- REQUEST: Find the lines of data that contain the string "text", then list them.
*****
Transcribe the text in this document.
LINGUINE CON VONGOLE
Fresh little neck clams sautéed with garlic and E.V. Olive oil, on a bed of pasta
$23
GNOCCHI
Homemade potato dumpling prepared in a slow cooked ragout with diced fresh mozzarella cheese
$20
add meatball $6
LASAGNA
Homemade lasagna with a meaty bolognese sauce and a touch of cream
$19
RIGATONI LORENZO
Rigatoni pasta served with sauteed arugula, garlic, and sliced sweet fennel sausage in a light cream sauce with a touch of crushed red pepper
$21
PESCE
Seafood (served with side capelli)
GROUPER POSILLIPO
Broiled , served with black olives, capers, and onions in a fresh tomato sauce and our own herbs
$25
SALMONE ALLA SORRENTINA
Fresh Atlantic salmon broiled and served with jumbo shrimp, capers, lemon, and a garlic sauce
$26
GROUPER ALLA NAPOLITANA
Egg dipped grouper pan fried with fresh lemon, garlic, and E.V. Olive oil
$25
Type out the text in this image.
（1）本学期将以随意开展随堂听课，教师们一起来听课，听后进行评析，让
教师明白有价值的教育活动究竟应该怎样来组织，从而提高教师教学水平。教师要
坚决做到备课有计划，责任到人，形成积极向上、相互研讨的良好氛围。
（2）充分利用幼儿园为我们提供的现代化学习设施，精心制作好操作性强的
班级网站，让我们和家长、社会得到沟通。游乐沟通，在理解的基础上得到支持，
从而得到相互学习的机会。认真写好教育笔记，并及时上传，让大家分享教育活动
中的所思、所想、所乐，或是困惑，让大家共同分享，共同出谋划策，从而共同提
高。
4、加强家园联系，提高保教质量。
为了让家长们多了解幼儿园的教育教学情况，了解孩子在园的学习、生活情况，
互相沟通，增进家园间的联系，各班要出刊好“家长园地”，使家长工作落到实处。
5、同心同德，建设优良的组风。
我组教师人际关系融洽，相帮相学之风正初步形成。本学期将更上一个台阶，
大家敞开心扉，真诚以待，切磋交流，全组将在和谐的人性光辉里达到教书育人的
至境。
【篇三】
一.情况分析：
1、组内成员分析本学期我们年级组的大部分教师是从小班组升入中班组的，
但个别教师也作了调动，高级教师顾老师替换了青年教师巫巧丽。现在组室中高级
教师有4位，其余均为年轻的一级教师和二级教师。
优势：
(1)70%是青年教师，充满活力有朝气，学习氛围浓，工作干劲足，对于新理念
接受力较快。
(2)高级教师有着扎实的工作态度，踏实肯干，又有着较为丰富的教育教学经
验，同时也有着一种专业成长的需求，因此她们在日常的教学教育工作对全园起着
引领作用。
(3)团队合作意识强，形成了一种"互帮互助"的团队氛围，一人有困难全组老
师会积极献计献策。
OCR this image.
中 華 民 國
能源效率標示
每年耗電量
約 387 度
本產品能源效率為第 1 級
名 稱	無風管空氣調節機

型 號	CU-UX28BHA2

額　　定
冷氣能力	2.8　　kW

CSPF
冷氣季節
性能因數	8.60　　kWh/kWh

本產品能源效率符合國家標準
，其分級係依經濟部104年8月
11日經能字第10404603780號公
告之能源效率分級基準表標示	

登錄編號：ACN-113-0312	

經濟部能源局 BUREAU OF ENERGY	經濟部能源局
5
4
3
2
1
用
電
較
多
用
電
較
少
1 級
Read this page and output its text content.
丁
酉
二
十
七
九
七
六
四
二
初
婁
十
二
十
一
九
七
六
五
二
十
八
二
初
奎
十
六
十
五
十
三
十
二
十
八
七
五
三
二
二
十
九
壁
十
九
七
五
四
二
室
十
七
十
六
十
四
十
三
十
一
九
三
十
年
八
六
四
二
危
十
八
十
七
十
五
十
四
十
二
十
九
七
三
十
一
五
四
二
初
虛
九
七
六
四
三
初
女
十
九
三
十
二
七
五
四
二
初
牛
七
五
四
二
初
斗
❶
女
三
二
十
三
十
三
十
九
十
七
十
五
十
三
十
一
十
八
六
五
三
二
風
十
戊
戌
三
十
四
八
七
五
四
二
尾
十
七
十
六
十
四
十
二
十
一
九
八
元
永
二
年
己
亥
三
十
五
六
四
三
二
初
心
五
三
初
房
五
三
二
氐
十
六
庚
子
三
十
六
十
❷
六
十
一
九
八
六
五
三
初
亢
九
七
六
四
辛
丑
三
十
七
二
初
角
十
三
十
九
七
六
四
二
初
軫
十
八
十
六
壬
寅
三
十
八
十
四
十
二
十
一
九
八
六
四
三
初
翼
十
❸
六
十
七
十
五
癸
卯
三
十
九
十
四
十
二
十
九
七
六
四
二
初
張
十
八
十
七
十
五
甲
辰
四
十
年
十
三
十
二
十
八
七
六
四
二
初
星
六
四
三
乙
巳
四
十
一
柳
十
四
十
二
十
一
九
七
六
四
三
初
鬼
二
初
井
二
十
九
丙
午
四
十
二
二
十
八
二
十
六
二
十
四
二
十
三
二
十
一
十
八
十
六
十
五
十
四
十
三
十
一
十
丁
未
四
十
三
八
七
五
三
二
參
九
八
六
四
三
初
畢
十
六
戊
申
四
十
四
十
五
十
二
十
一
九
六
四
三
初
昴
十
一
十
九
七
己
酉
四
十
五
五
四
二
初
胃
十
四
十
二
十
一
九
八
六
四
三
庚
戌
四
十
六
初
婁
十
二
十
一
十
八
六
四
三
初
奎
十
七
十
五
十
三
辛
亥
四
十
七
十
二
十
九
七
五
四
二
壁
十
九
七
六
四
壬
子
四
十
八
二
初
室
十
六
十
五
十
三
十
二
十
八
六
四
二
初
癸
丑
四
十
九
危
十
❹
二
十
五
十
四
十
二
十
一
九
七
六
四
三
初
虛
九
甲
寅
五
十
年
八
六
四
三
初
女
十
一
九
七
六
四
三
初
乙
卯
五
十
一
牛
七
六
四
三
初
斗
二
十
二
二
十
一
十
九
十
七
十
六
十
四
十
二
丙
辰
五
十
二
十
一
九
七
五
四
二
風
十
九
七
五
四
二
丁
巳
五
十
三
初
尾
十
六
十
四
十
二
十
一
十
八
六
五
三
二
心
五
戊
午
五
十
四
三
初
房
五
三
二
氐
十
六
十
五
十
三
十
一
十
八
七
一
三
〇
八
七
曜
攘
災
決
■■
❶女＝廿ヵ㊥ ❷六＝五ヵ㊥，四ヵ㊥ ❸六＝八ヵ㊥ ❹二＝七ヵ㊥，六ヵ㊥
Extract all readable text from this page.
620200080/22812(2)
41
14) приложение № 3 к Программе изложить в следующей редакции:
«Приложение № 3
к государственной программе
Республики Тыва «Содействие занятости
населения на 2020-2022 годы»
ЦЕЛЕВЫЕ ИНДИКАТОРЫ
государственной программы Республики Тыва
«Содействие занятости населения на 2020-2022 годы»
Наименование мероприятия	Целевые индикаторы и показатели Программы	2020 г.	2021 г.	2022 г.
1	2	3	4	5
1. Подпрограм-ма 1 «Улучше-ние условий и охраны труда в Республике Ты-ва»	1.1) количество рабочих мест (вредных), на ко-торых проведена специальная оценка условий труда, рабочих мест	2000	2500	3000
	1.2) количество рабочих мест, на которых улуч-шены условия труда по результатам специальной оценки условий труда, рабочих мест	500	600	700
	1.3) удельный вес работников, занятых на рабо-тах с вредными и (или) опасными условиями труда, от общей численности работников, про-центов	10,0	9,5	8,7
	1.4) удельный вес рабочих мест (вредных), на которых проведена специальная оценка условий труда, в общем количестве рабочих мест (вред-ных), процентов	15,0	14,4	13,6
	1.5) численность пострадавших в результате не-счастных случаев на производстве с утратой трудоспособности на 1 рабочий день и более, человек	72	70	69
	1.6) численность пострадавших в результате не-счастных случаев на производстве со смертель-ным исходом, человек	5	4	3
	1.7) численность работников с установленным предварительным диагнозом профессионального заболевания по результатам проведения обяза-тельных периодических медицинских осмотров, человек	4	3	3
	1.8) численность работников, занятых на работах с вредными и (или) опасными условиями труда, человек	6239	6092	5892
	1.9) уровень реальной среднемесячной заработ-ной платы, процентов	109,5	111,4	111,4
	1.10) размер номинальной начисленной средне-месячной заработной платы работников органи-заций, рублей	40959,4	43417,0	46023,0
*****
- OUTPUT BELOW:
Transcribe the text in this document.
Type out the text in this image.
Read this page and output its text content.
Extract all readable text from this page.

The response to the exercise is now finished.